- HOW TO COMPLETE THIS TASK -
Pick up the abstract on human norovirus and enteroid glycosphingolipids after its final sentence and continue writing it.

The molecular mechanisms behind
infection and propagation of human restricted pathogens such as human norovirus (HuNoV) have defied interrogation because they were previously unculturable. However, human intestinal enteroids (HIEs) have emerged to offer unique ex vivo models for targeted studies of intestinal biology, including inflammatory and
infectious diseases.
Carbohydrate-dependent histo-
blood group antigens (HBGAs) are known to be critical for clinical
infection. To explore whether HBGAs of
glycosphingolipids contribute to HuNoV
infection, we obtained HIE cultures established from stem cells isolated from jejunal biopsies of six individuals with different ABO, Lewis, and secretor genotypes. We analyzed their glycerolipid and
sphingolipid compositions and quantified interaction kinetics and the affinity of HuNoV virus-like particles (VLPs) to
lipid vesicles produced from the individual HIE-
lipid extracts. All HIEs had a similar
lipid and glycerolipid composition.

- INFORMATION SHOWN -
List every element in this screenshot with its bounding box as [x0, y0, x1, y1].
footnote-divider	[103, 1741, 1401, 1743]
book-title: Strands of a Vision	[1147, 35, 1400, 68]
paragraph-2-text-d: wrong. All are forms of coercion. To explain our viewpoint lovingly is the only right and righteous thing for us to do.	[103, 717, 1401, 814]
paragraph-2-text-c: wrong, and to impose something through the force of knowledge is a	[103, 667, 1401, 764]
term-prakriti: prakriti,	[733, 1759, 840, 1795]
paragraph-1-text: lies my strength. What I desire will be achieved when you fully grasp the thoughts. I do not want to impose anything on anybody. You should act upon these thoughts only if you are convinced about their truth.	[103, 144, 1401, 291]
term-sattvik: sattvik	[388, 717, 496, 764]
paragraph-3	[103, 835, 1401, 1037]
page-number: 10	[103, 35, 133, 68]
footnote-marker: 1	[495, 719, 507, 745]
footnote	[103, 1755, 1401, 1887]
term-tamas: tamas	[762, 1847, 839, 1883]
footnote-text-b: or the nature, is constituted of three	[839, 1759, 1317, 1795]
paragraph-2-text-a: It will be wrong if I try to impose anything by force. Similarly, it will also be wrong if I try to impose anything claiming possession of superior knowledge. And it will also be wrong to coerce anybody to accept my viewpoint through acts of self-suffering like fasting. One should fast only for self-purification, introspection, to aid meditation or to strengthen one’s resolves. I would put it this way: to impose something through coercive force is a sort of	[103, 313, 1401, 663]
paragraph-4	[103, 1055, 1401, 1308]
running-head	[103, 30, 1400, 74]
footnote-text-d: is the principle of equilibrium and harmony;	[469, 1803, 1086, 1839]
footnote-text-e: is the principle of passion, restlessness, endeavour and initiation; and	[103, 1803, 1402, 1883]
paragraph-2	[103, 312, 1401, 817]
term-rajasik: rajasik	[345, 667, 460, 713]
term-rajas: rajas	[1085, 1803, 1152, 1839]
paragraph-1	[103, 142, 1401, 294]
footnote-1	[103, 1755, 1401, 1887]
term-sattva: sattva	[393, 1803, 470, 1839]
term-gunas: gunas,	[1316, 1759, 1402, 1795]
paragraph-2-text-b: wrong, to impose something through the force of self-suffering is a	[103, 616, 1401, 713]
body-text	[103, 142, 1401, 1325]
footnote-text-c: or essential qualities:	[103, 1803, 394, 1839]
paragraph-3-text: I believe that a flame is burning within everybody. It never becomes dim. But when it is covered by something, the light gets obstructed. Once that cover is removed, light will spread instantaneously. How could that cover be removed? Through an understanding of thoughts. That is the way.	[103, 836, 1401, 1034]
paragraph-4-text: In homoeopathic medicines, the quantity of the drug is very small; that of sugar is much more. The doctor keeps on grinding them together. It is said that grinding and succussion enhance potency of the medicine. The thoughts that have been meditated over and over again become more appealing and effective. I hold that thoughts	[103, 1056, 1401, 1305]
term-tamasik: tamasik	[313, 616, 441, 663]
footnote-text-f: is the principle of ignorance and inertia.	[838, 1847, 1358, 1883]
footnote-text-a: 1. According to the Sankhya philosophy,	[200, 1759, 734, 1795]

- REPLY -
Sphingolipids included HBGA-related type 1 chain
glycosphingolipids (GSLs), with HBGA
epitopes corresponding to the geno- and phenotypes of the different HIEs. As revealed by single-particle interaction studies of Sydney GII.4 VLPs with
glycosphingolipid-containing HIE membranes, both binding kinetics and affinities explain the patterns of susceptibility toward GII.4
infection for individual HIEs. This is the first time norovirus VLPs have been shown to interact specifically with secretor gene-dependent GSLs embedded in
lipid membranes of HIEs that propagate GII.4 HuNoV ex vivo, highlighting the potential of HIEs for advanced future studies of intestinal glycobiology and host-pathogen interactions.